[Begin]
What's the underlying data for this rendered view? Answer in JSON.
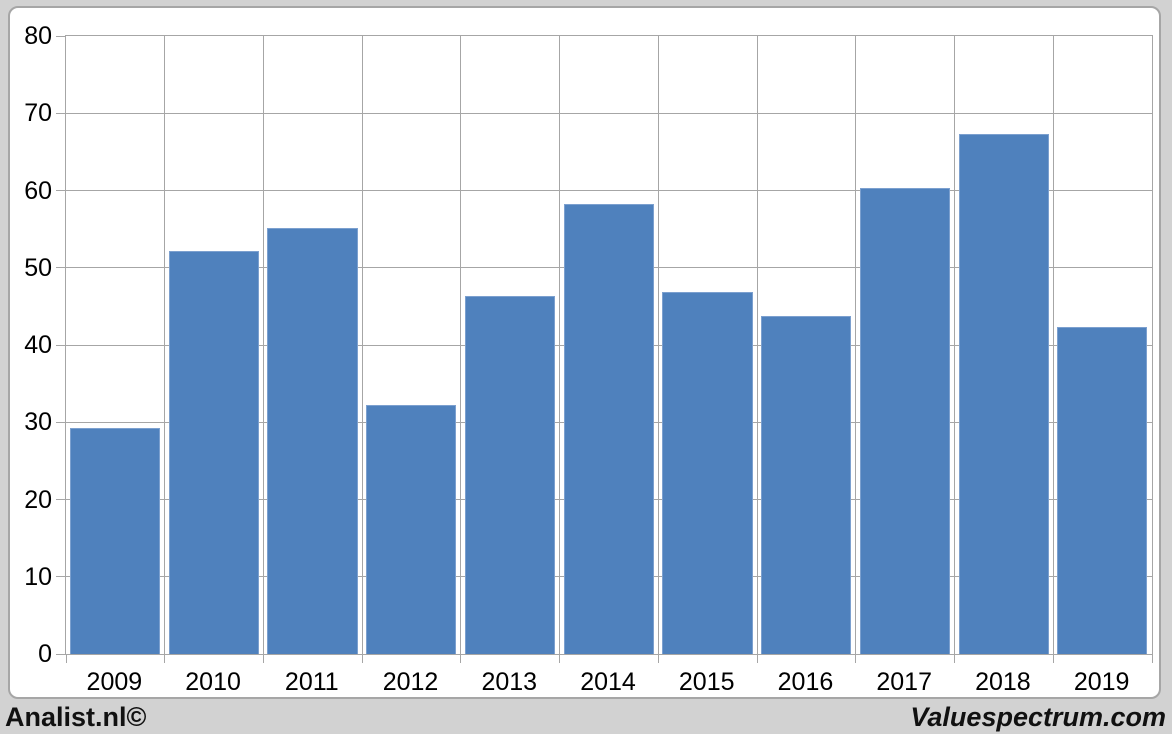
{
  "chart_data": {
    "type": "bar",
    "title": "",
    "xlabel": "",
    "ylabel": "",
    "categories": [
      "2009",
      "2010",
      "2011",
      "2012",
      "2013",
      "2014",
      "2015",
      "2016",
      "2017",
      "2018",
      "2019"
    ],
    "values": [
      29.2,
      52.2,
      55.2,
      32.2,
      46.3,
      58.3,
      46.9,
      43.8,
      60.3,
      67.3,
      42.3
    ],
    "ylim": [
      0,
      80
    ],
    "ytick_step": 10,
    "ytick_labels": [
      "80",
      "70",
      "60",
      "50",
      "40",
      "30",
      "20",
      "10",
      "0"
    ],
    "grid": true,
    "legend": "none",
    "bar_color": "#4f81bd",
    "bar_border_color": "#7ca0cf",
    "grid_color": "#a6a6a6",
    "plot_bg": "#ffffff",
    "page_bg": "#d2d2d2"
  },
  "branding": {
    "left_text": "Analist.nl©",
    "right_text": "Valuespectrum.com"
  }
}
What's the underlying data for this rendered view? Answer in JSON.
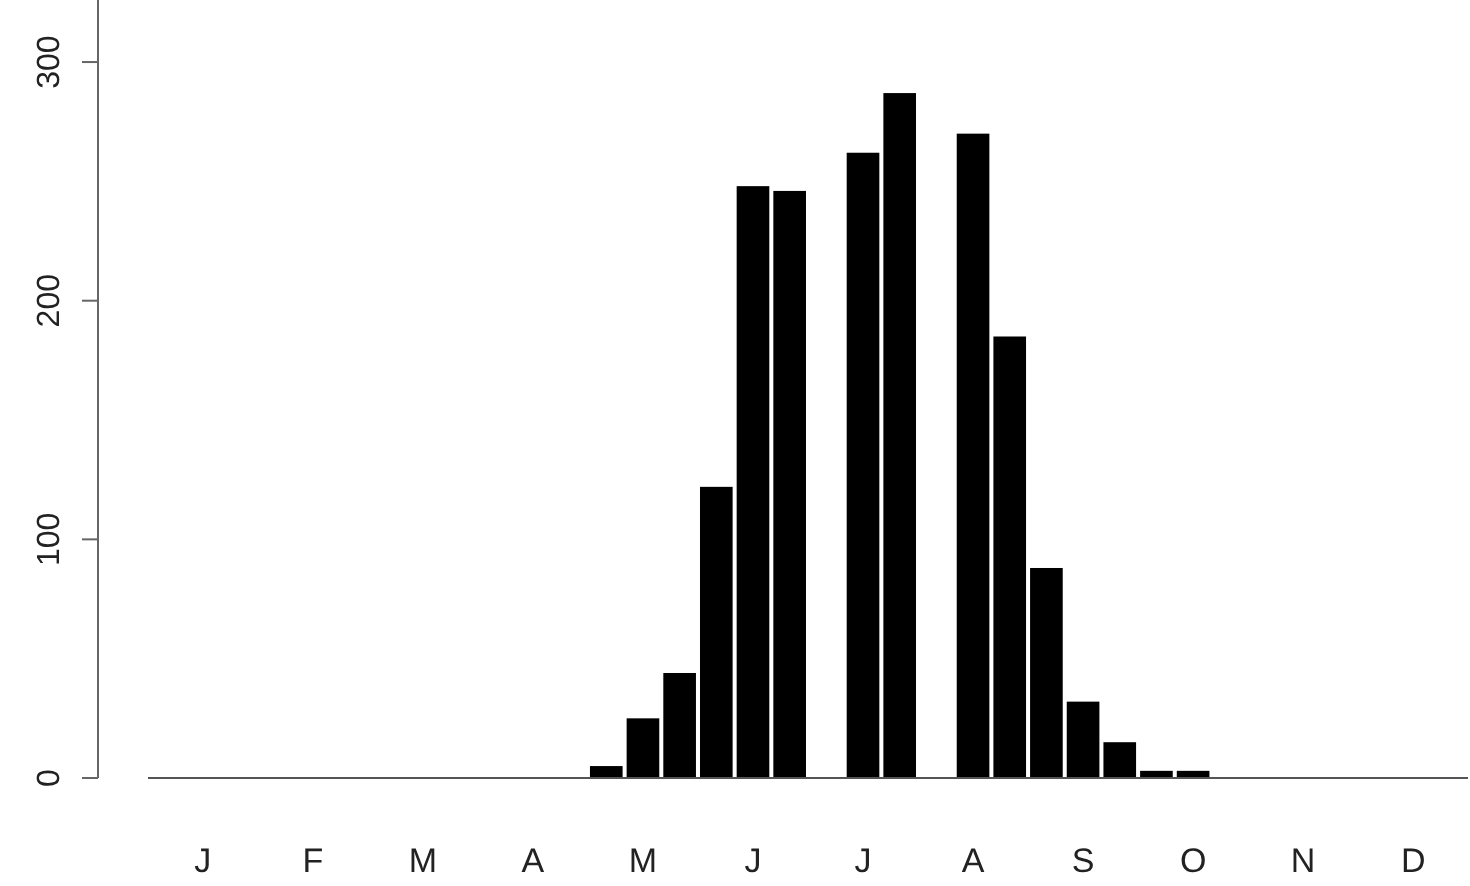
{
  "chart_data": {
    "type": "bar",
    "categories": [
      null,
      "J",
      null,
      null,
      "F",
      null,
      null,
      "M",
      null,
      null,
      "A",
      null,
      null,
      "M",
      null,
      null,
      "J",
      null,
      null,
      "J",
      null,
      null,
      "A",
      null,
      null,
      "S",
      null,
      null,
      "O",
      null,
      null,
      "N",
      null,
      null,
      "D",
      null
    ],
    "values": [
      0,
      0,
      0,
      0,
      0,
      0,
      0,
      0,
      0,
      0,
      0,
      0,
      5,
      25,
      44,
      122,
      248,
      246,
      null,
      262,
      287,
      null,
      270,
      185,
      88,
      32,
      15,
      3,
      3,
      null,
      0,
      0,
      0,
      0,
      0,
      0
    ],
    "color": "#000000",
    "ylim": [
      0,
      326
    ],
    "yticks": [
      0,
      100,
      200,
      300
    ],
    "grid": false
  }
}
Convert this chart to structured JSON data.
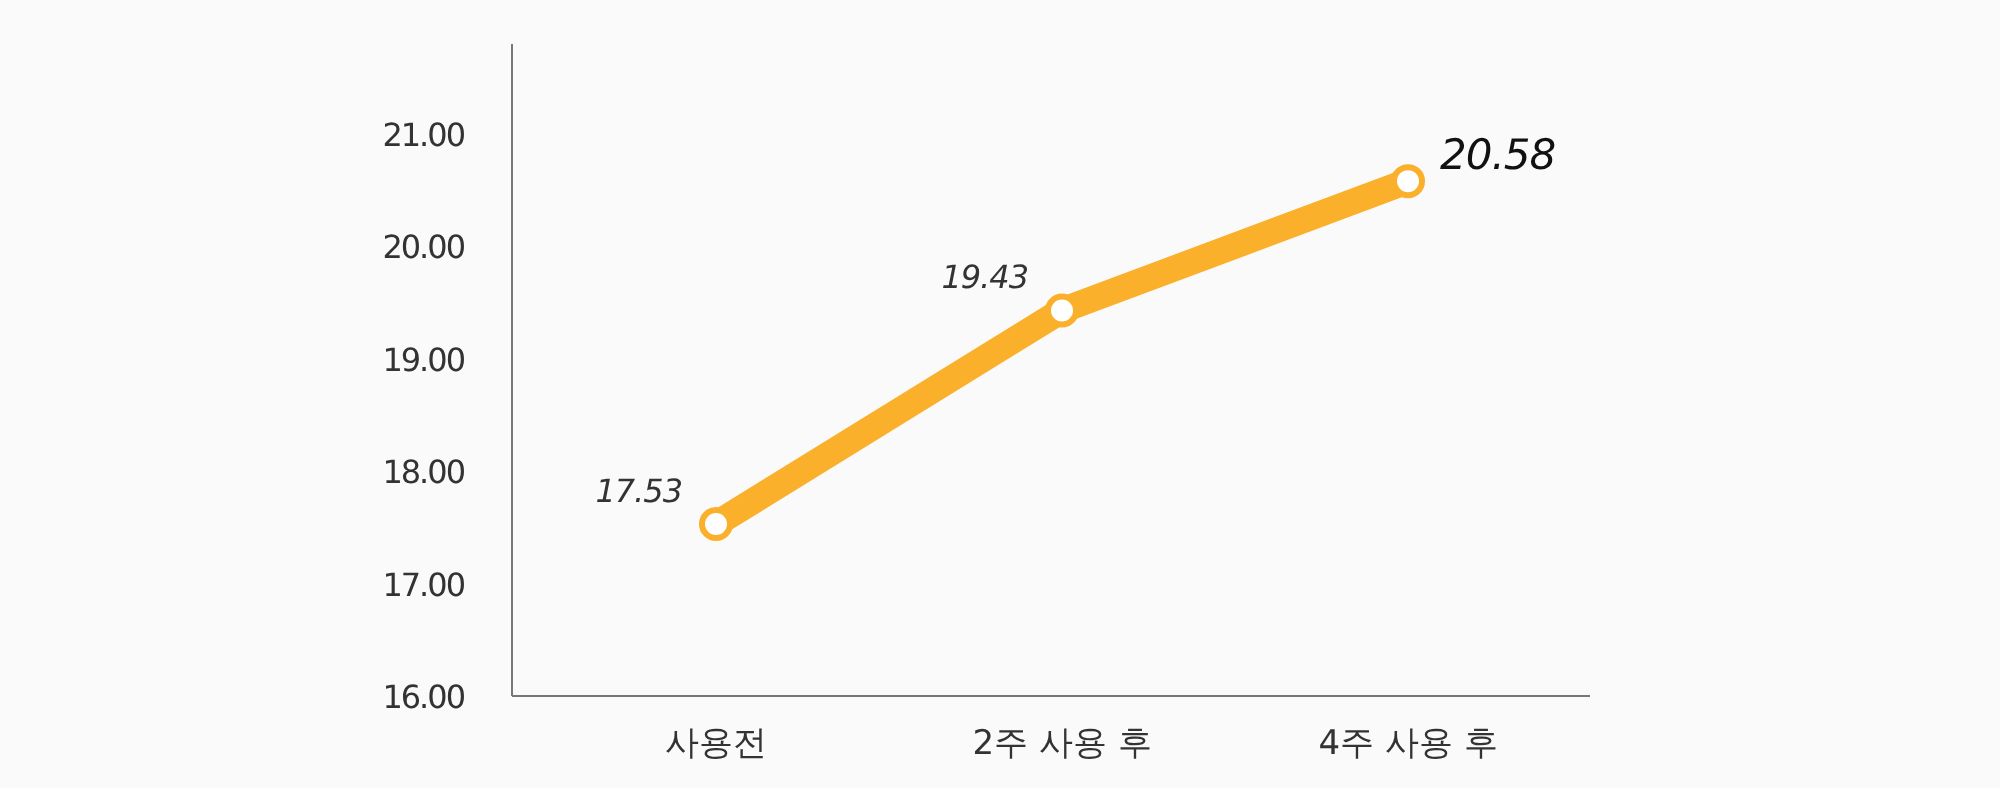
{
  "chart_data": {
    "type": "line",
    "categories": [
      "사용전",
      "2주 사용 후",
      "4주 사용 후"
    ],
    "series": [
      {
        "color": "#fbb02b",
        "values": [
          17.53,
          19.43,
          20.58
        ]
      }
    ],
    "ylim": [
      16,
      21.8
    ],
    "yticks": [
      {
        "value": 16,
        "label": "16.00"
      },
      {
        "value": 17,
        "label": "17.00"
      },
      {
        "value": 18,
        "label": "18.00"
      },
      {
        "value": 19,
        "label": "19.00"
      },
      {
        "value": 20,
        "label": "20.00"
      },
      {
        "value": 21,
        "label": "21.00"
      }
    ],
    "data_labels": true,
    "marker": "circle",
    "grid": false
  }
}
[End]
## The problem
Repeat the records in full, exactly as they appear, without the pictures.

## Full solution
What's the underlying data for this rendered view? Answer in JSON.
{
  "chart_data": {
    "type": "bar",
    "title": "",
    "xlabel": "",
    "ylabel": "",
    "categories": [
      "2009",
      "2010",
      "2011",
      "2012",
      "2013",
      "2014",
      "2015",
      "2016",
      "2017",
      "2018",
      "2019"
    ],
    "values": [
      29.2,
      52.2,
      55.2,
      32.2,
      46.3,
      58.3,
      46.9,
      43.8,
      60.3,
      67.3,
      42.3
    ],
    "ylim": [
      0,
      80
    ],
    "ytick_step": 10,
    "ytick_labels": [
      "80",
      "70",
      "60",
      "50",
      "40",
      "30",
      "20",
      "10",
      "0"
    ],
    "grid": true,
    "legend": "none",
    "bar_color": "#4f81bd",
    "bar_border_color": "#7ca0cf",
    "grid_color": "#a6a6a6",
    "plot_bg": "#ffffff",
    "page_bg": "#d2d2d2"
  },
  "branding": {
    "left_text": "Analist.nl©",
    "right_text": "Valuespectrum.com"
  }
}
What's the underlying data for this rendered view? Answer in JSON.
{
  "chart_data": {
    "type": "bar",
    "categories": [
      null,
      "J",
      null,
      null,
      "F",
      null,
      null,
      "M",
      null,
      null,
      "A",
      null,
      null,
      "M",
      null,
      null,
      "J",
      null,
      null,
      "J",
      null,
      null,
      "A",
      null,
      null,
      "S",
      null,
      null,
      "O",
      null,
      null,
      "N",
      null,
      null,
      "D",
      null
    ],
    "values": [
      0,
      0,
      0,
      0,
      0,
      0,
      0,
      0,
      0,
      0,
      0,
      0,
      5,
      25,
      44,
      122,
      248,
      246,
      null,
      262,
      287,
      null,
      270,
      185,
      88,
      32,
      15,
      3,
      3,
      null,
      0,
      0,
      0,
      0,
      0,
      0
    ],
    "color": "#000000",
    "ylim": [
      0,
      326
    ],
    "yticks": [
      0,
      100,
      200,
      300
    ],
    "grid": false
  }
}
Convert this chart to structured JSON data.
{
  "chart_data": {
    "type": "line",
    "categories": [
      "사용전",
      "2주 사용 후",
      "4주 사용 후"
    ],
    "series": [
      {
        "color": "#fbb02b",
        "values": [
          17.53,
          19.43,
          20.58
        ]
      }
    ],
    "ylim": [
      16,
      21.8
    ],
    "yticks": [
      {
        "value": 16,
        "label": "16.00"
      },
      {
        "value": 17,
        "label": "17.00"
      },
      {
        "value": 18,
        "label": "18.00"
      },
      {
        "value": 19,
        "label": "19.00"
      },
      {
        "value": 20,
        "label": "20.00"
      },
      {
        "value": 21,
        "label": "21.00"
      }
    ],
    "data_labels": true,
    "marker": "circle",
    "grid": false
  }
}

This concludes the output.